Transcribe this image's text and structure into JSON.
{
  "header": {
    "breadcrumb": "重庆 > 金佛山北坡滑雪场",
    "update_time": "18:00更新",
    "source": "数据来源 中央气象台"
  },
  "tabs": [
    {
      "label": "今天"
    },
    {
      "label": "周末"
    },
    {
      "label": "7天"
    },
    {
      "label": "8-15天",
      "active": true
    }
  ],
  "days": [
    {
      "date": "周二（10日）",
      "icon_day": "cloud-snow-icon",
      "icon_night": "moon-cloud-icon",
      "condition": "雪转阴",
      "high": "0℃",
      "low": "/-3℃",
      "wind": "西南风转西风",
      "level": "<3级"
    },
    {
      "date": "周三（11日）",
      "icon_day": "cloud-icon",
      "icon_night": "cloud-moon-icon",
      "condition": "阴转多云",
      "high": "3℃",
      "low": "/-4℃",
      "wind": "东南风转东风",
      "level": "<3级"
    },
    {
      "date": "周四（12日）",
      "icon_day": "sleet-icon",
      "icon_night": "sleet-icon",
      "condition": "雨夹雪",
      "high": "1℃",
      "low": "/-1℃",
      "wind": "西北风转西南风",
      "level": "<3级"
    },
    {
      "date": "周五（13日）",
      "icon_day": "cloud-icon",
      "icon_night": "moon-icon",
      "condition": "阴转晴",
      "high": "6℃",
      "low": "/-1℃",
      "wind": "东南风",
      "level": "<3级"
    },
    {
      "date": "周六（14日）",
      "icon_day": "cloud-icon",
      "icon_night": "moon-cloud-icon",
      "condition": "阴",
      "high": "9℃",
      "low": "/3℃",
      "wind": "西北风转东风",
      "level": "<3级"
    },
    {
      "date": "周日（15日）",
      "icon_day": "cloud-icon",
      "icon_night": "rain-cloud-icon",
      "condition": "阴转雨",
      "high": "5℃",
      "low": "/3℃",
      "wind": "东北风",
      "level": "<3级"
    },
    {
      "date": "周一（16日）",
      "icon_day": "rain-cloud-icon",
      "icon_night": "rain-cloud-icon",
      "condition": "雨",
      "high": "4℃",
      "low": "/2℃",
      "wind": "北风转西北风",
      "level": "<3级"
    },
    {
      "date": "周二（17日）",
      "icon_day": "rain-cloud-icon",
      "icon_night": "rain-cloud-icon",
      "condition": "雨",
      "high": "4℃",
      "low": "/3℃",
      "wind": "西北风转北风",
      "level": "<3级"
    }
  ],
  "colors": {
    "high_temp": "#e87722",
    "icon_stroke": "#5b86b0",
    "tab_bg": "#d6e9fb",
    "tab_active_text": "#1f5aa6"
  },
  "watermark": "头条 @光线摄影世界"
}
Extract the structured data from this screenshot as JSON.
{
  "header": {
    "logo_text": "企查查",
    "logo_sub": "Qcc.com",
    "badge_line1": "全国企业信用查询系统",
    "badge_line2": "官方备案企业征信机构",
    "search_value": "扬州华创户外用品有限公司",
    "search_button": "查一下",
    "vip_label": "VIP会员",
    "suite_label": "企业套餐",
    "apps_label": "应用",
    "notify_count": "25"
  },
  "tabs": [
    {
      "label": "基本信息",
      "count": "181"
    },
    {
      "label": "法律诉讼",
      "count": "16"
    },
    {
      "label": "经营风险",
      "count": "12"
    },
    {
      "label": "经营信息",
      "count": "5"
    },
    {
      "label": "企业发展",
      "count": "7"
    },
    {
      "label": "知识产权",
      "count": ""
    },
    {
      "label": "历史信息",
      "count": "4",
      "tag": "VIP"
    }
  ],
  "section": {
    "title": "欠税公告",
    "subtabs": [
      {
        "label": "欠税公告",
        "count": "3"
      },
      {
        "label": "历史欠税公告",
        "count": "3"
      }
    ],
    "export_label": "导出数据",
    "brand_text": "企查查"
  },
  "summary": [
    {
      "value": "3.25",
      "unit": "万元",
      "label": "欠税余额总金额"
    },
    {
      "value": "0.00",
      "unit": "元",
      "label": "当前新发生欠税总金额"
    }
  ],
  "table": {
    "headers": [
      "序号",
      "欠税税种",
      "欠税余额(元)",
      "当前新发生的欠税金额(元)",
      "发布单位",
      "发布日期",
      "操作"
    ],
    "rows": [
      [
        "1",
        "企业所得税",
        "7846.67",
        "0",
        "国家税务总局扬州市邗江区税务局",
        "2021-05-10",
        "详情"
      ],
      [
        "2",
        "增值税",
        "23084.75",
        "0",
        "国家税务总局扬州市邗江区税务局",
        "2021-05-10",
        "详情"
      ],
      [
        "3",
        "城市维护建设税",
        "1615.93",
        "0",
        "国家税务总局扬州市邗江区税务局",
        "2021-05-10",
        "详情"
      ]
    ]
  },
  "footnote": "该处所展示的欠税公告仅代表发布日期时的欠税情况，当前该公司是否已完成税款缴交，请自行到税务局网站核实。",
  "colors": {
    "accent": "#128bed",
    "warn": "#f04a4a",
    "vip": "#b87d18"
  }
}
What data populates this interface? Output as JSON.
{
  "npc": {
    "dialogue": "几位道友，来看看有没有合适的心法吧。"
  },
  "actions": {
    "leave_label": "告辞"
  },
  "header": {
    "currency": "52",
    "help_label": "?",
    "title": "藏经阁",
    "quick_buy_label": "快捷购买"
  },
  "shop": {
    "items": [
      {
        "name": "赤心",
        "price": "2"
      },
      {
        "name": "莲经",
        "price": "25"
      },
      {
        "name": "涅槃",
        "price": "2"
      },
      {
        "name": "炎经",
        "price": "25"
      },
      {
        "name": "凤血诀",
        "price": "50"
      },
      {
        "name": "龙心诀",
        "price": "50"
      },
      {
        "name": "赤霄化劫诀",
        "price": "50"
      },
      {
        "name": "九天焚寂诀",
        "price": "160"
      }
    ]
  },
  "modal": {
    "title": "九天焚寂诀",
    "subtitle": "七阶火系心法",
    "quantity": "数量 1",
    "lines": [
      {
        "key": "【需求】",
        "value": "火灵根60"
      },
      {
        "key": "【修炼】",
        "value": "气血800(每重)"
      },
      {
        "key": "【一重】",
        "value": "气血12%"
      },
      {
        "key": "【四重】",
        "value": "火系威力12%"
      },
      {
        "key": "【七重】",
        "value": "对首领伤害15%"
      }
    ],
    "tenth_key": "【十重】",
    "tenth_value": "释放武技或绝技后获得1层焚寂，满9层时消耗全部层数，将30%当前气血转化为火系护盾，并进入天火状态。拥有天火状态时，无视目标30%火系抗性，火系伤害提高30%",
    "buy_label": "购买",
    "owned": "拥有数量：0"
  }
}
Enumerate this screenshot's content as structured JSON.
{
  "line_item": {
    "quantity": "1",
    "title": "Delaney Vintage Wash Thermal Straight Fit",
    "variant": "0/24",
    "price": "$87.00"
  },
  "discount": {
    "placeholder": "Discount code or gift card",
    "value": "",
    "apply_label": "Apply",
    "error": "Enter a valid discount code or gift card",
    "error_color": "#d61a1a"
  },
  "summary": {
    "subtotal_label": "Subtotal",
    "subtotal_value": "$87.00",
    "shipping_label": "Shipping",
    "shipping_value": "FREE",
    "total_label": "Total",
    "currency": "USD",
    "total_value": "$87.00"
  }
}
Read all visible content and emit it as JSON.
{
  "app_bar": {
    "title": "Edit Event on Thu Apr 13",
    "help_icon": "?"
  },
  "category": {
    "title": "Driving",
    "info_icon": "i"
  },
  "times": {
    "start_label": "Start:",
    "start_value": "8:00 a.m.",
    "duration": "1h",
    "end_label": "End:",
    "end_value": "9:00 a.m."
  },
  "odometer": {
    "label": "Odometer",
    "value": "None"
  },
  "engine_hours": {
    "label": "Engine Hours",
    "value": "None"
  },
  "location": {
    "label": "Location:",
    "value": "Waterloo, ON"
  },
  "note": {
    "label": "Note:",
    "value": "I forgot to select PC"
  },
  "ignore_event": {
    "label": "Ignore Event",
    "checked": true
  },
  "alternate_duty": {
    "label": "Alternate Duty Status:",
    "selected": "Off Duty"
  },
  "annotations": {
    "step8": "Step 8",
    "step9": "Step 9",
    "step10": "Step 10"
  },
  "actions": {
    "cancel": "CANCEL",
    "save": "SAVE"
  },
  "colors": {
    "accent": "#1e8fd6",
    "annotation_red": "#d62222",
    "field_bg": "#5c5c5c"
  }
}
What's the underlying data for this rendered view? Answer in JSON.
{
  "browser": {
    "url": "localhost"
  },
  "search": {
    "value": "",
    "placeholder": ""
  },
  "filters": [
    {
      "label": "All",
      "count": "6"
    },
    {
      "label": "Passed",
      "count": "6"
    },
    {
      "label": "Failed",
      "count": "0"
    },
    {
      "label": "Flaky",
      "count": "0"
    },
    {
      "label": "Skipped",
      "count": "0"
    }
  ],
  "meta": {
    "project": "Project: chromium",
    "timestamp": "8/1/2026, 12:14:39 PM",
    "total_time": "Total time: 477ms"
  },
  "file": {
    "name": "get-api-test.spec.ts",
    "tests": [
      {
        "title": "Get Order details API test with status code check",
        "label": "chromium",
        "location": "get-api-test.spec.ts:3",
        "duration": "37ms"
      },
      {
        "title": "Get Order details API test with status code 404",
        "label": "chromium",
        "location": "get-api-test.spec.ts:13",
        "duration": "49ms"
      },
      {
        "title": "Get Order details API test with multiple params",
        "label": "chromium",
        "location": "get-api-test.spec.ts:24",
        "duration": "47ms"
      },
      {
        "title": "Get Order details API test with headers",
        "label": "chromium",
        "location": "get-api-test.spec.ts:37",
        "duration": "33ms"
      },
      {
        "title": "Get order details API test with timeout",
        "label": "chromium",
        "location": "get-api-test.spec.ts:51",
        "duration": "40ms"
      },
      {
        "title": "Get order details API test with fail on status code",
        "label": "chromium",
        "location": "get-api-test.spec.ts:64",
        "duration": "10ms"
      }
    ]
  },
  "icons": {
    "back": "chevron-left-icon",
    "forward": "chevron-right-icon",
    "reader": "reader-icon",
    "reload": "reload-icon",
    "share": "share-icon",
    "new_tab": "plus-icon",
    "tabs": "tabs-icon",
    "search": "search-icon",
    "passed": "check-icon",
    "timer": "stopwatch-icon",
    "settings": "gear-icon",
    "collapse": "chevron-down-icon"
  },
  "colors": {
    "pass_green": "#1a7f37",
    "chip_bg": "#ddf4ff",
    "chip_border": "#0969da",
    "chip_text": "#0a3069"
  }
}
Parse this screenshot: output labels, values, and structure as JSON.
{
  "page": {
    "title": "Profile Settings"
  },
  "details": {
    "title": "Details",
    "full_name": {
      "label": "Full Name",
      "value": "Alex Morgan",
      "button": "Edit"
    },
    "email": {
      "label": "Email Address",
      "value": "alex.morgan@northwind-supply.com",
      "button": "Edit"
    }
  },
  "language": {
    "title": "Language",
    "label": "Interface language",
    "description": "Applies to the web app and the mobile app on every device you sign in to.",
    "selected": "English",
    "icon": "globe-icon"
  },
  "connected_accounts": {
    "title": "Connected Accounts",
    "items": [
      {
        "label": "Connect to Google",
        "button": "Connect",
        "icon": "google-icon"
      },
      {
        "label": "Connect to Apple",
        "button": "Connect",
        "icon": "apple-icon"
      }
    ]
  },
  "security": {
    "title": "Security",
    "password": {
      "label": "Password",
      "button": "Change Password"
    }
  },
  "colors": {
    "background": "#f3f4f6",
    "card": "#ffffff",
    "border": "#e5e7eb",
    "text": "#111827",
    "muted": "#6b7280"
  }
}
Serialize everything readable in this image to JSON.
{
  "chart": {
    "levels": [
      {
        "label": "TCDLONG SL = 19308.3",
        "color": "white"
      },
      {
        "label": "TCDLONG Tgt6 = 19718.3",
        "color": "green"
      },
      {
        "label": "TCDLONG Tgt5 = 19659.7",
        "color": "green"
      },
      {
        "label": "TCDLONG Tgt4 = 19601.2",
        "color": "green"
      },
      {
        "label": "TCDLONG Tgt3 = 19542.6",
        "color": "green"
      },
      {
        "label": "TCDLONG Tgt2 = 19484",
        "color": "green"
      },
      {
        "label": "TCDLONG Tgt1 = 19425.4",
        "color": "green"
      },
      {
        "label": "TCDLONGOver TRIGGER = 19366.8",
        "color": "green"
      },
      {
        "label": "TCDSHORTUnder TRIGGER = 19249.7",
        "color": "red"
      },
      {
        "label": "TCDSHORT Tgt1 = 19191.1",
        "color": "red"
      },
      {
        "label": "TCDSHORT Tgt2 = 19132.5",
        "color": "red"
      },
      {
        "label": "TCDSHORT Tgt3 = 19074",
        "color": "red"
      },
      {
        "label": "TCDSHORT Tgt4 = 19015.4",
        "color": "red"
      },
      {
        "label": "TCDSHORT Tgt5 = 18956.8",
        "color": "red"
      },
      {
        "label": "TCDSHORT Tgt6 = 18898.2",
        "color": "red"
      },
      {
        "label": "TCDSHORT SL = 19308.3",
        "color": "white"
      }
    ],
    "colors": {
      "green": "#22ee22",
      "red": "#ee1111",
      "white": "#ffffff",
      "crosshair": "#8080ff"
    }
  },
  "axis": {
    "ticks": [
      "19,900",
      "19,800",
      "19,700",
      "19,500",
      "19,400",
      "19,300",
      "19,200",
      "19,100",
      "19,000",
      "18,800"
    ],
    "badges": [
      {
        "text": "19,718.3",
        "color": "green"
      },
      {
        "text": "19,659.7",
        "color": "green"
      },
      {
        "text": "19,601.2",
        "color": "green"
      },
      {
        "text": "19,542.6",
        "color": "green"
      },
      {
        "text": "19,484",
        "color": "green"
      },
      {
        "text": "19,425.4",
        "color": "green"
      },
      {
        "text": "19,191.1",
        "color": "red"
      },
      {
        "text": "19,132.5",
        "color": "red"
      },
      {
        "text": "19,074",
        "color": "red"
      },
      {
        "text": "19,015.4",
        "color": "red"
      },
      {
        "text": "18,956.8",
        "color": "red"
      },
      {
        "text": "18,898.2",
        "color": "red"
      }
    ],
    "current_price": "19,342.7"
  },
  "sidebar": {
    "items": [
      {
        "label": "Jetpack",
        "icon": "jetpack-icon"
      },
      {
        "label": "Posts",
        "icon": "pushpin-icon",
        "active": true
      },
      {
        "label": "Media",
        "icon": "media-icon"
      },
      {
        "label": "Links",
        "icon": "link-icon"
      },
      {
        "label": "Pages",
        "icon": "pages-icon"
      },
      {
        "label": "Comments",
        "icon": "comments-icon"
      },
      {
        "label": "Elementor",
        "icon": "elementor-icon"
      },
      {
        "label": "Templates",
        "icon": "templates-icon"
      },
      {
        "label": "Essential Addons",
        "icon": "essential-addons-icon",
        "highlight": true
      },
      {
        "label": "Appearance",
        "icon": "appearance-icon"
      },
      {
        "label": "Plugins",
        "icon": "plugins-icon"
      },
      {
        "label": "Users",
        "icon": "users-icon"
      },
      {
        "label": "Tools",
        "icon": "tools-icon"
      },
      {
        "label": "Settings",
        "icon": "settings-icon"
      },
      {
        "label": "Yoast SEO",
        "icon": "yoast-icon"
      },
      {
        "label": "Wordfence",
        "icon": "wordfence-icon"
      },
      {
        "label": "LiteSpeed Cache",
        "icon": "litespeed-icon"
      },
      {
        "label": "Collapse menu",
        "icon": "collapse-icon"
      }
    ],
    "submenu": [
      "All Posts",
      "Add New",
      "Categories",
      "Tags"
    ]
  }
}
····················
→ **Brief**
Copy out each line of the material that holds the word "data".

→ **Full response**
Extract the structured data from this screenshot as JSON.
What data populates this interface? Output as JSON.
What's the underlying data for this rendered view? Answer in JSON.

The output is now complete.